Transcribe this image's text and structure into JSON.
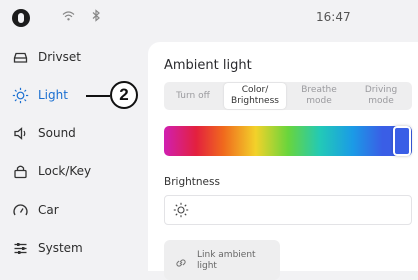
{
  "status_bar": {
    "time": "16:47",
    "icons": [
      "logo-icon",
      "wifi-icon",
      "bluetooth-icon"
    ]
  },
  "sidebar": {
    "items": [
      {
        "label": "Drivset",
        "icon": "car-front-icon",
        "active": false
      },
      {
        "label": "Light",
        "icon": "sun-icon",
        "active": true
      },
      {
        "label": "Sound",
        "icon": "speaker-icon",
        "active": false
      },
      {
        "label": "Lock/Key",
        "icon": "lock-icon",
        "active": false
      },
      {
        "label": "Car",
        "icon": "gauge-icon",
        "active": false
      },
      {
        "label": "System",
        "icon": "sliders-icon",
        "active": false
      }
    ]
  },
  "callout": {
    "number": "2"
  },
  "panel": {
    "title": "Ambient light",
    "modes": [
      {
        "label": "Turn off",
        "selected": false
      },
      {
        "label": "Color/\nBrightness",
        "selected": true
      },
      {
        "label": "Breathe\nmode",
        "selected": false
      },
      {
        "label": "Driving\nmode",
        "selected": false
      }
    ],
    "color_slider": {
      "position": 0.95
    },
    "brightness_label": "Brightness",
    "link_button": {
      "label": "Link ambient\nlight"
    }
  },
  "colors": {
    "accent": "#1a6fd1",
    "panel_bg": "#ffffff",
    "page_bg": "#f2f2f4"
  }
}
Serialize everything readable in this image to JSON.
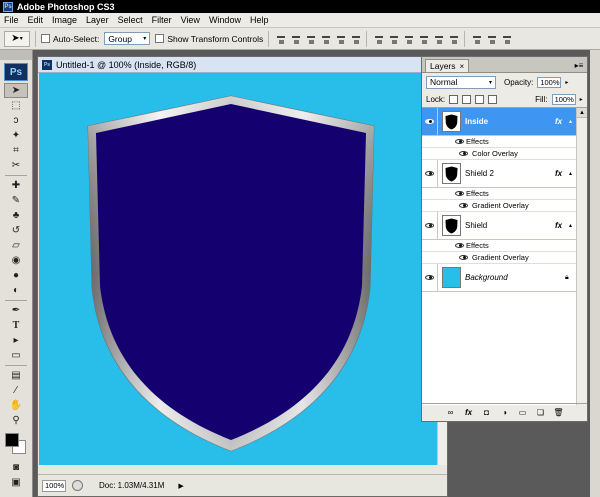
{
  "app": {
    "title": "Adobe Photoshop CS3",
    "logo": "Ps"
  },
  "menu": [
    "File",
    "Edit",
    "Image",
    "Layer",
    "Select",
    "Filter",
    "View",
    "Window",
    "Help"
  ],
  "options": {
    "auto_select_label": "Auto-Select:",
    "auto_select_value": "Group",
    "transform_label": "Show Transform Controls"
  },
  "document": {
    "title": "Untitled-1 @ 100% (Inside, RGB/8)",
    "zoom": "100%",
    "doc_size": "Doc: 1.03M/4.31M",
    "canvas_color": "#29bdea",
    "shield_color": "#14006e"
  },
  "layers_panel": {
    "tab": "Layers",
    "blend_mode": "Normal",
    "opacity_label": "Opacity:",
    "opacity": "100%",
    "lock_label": "Lock:",
    "fill_label": "Fill:",
    "fill": "100%",
    "fx_label": "fx",
    "effects_label": "Effects",
    "layers": [
      {
        "name": "Inside",
        "selected": true,
        "effect": "Color Overlay"
      },
      {
        "name": "Shield 2",
        "selected": false,
        "effect": "Gradient Overlay"
      },
      {
        "name": "Shield",
        "selected": false,
        "effect": "Gradient Overlay"
      },
      {
        "name": "Background",
        "selected": false,
        "effect": ""
      }
    ]
  }
}
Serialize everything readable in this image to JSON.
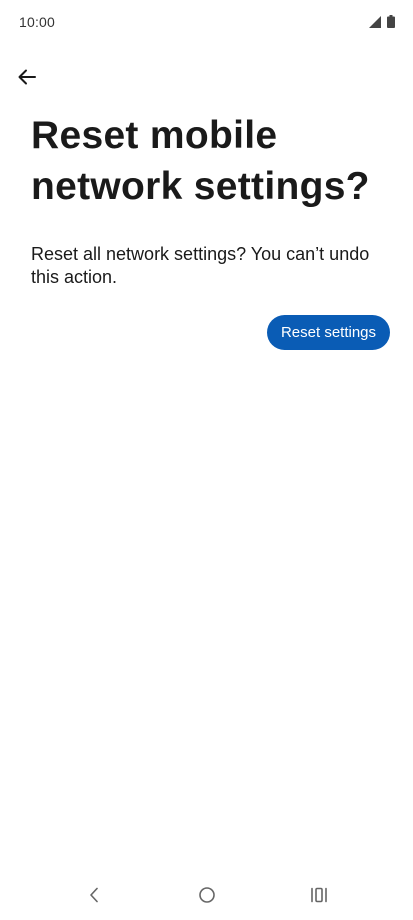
{
  "status_bar": {
    "time": "10:00",
    "icons": [
      "signal-icon",
      "battery-icon"
    ]
  },
  "header": {
    "back_icon": "arrow-left-icon"
  },
  "dialog": {
    "title": "Reset mobile network settings?",
    "description": "Reset all network settings? You can’t undo this action.",
    "reset_button_label": "Reset settings"
  },
  "nav_bar": {
    "icons": [
      "nav-back-icon",
      "nav-home-icon",
      "nav-recents-icon"
    ]
  },
  "colors": {
    "accent": "#0a5cb5",
    "background": "#ffffff",
    "text": "#1a1a1a"
  }
}
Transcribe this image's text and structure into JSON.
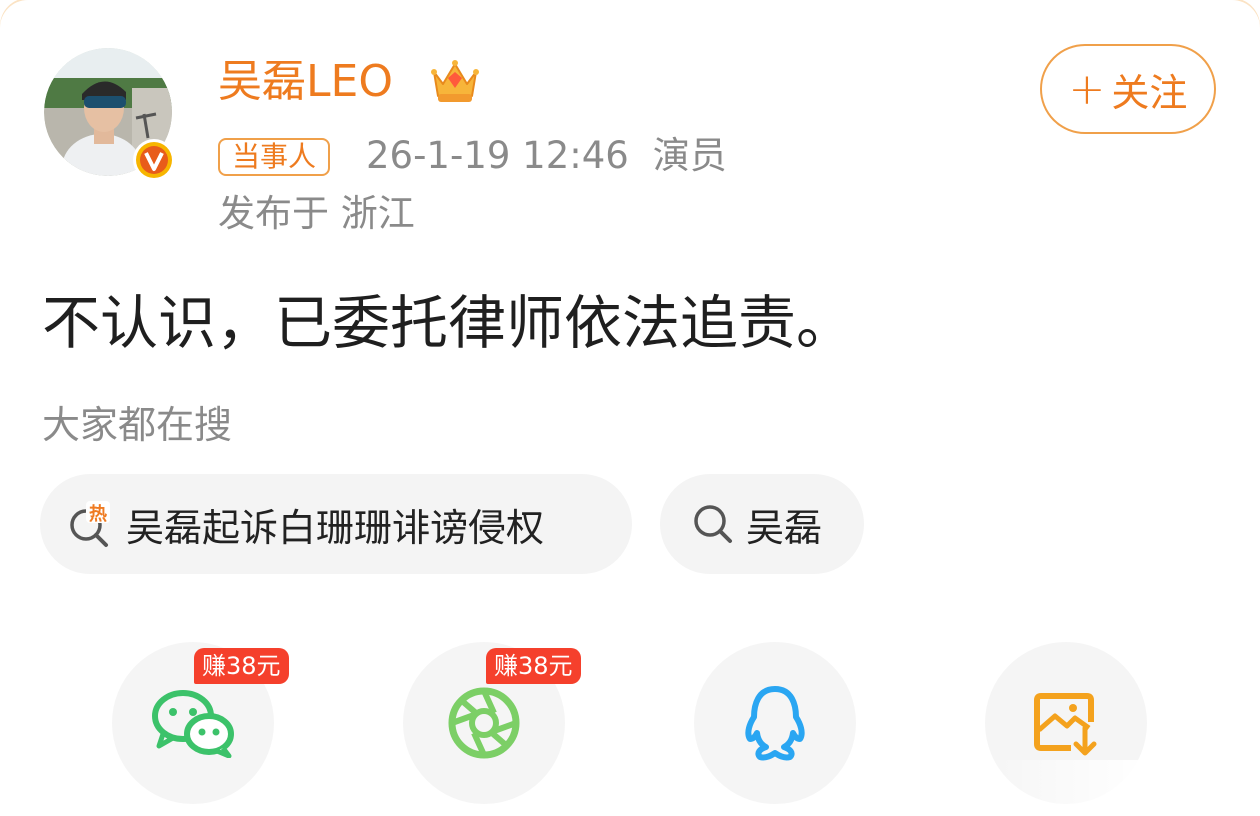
{
  "post": {
    "author": {
      "name": "吴磊LEO",
      "verified_badge": "v-badge-icon",
      "membership": "crown-icon"
    },
    "follow_button": {
      "plus": "+",
      "label": "关注"
    },
    "tag": "当事人",
    "timestamp": "26-1-19 12:46",
    "role": "演员",
    "location": "发布于 浙江",
    "content": "不认识，已委托律师依法追责。"
  },
  "search": {
    "title": "大家都在搜",
    "chips": [
      {
        "icon": "hot-search-icon",
        "text": "吴磊起诉白珊珊诽谤侵权"
      },
      {
        "icon": "search-icon",
        "text": "吴磊"
      }
    ]
  },
  "share": {
    "items": [
      {
        "icon": "wechat-icon",
        "badge": "赚38元"
      },
      {
        "icon": "moments-icon",
        "badge": "赚38元"
      },
      {
        "icon": "qq-icon"
      },
      {
        "icon": "save-image-icon"
      }
    ]
  },
  "colors": {
    "accent": "#ee7b1f",
    "earn_badge": "#f5402c",
    "wechat": "#3cc26a",
    "moments": "#7ccf66",
    "qq": "#2aa6f2",
    "save": "#f4a21d"
  }
}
--------------------
**EXERCISE DESCRIPTION**. Pictures in the records should not appear in your copy, but everything else must be transcribed exactly.

**EXERCISE OUTPUT**.
Transcribe this image's text and structure into JSON.
{
  "status_bar": {
    "time": "16:47",
    "icons": [
      "logo-icon",
      "wifi-icon",
      "bluetooth-icon"
    ]
  },
  "sidebar": {
    "items": [
      {
        "label": "Drivset",
        "icon": "car-front-icon",
        "active": false
      },
      {
        "label": "Light",
        "icon": "sun-icon",
        "active": true
      },
      {
        "label": "Sound",
        "icon": "speaker-icon",
        "active": false
      },
      {
        "label": "Lock/Key",
        "icon": "lock-icon",
        "active": false
      },
      {
        "label": "Car",
        "icon": "gauge-icon",
        "active": false
      },
      {
        "label": "System",
        "icon": "sliders-icon",
        "active": false
      }
    ]
  },
  "callout": {
    "number": "2"
  },
  "panel": {
    "title": "Ambient light",
    "modes": [
      {
        "label": "Turn off",
        "selected": false
      },
      {
        "label": "Color/\nBrightness",
        "selected": true
      },
      {
        "label": "Breathe\nmode",
        "selected": false
      },
      {
        "label": "Driving\nmode",
        "selected": false
      }
    ],
    "color_slider": {
      "position": 0.95
    },
    "brightness_label": "Brightness",
    "link_button": {
      "label": "Link ambient\nlight"
    }
  },
  "colors": {
    "accent": "#1a6fd1",
    "panel_bg": "#ffffff",
    "page_bg": "#f2f2f4"
  }
}
Serialize everything readable in this image to JSON.
{
  "app": {
    "title": "Adobe Photoshop CS3",
    "logo": "Ps"
  },
  "menu": [
    "File",
    "Edit",
    "Image",
    "Layer",
    "Select",
    "Filter",
    "View",
    "Window",
    "Help"
  ],
  "options": {
    "auto_select_label": "Auto-Select:",
    "auto_select_value": "Group",
    "transform_label": "Show Transform Controls"
  },
  "document": {
    "title": "Untitled-1 @ 100% (Inside, RGB/8)",
    "zoom": "100%",
    "doc_size": "Doc: 1.03M/4.31M",
    "canvas_color": "#29bdea",
    "shield_color": "#14006e"
  },
  "layers_panel": {
    "tab": "Layers",
    "blend_mode": "Normal",
    "opacity_label": "Opacity:",
    "opacity": "100%",
    "lock_label": "Lock:",
    "fill_label": "Fill:",
    "fill": "100%",
    "fx_label": "fx",
    "effects_label": "Effects",
    "layers": [
      {
        "name": "Inside",
        "selected": true,
        "effect": "Color Overlay"
      },
      {
        "name": "Shield 2",
        "selected": false,
        "effect": "Gradient Overlay"
      },
      {
        "name": "Shield",
        "selected": false,
        "effect": "Gradient Overlay"
      },
      {
        "name": "Background",
        "selected": false,
        "effect": ""
      }
    ]
  }
}
Serialize everything readable in this image to JSON.
{
  "status_bar": {
    "time": "10:00",
    "icons": [
      "signal-icon",
      "battery-icon"
    ]
  },
  "header": {
    "back_icon": "arrow-left-icon"
  },
  "dialog": {
    "title": "Reset mobile network settings?",
    "description": "Reset all network settings? You can’t undo this action.",
    "reset_button_label": "Reset settings"
  },
  "nav_bar": {
    "icons": [
      "nav-back-icon",
      "nav-home-icon",
      "nav-recents-icon"
    ]
  },
  "colors": {
    "accent": "#0a5cb5",
    "background": "#ffffff",
    "text": "#1a1a1a"
  }
}
Transcribe this image's text and structure into JSON.
{
  "post": {
    "author": {
      "name": "吴磊LEO",
      "verified_badge": "v-badge-icon",
      "membership": "crown-icon"
    },
    "follow_button": {
      "plus": "+",
      "label": "关注"
    },
    "tag": "当事人",
    "timestamp": "26-1-19 12:46",
    "role": "演员",
    "location": "发布于 浙江",
    "content": "不认识，已委托律师依法追责。"
  },
  "search": {
    "title": "大家都在搜",
    "chips": [
      {
        "icon": "hot-search-icon",
        "text": "吴磊起诉白珊珊诽谤侵权"
      },
      {
        "icon": "search-icon",
        "text": "吴磊"
      }
    ]
  },
  "share": {
    "items": [
      {
        "icon": "wechat-icon",
        "badge": "赚38元"
      },
      {
        "icon": "moments-icon",
        "badge": "赚38元"
      },
      {
        "icon": "qq-icon"
      },
      {
        "icon": "save-image-icon"
      }
    ]
  },
  "colors": {
    "accent": "#ee7b1f",
    "earn_badge": "#f5402c",
    "wechat": "#3cc26a",
    "moments": "#7ccf66",
    "qq": "#2aa6f2",
    "save": "#f4a21d"
  }
}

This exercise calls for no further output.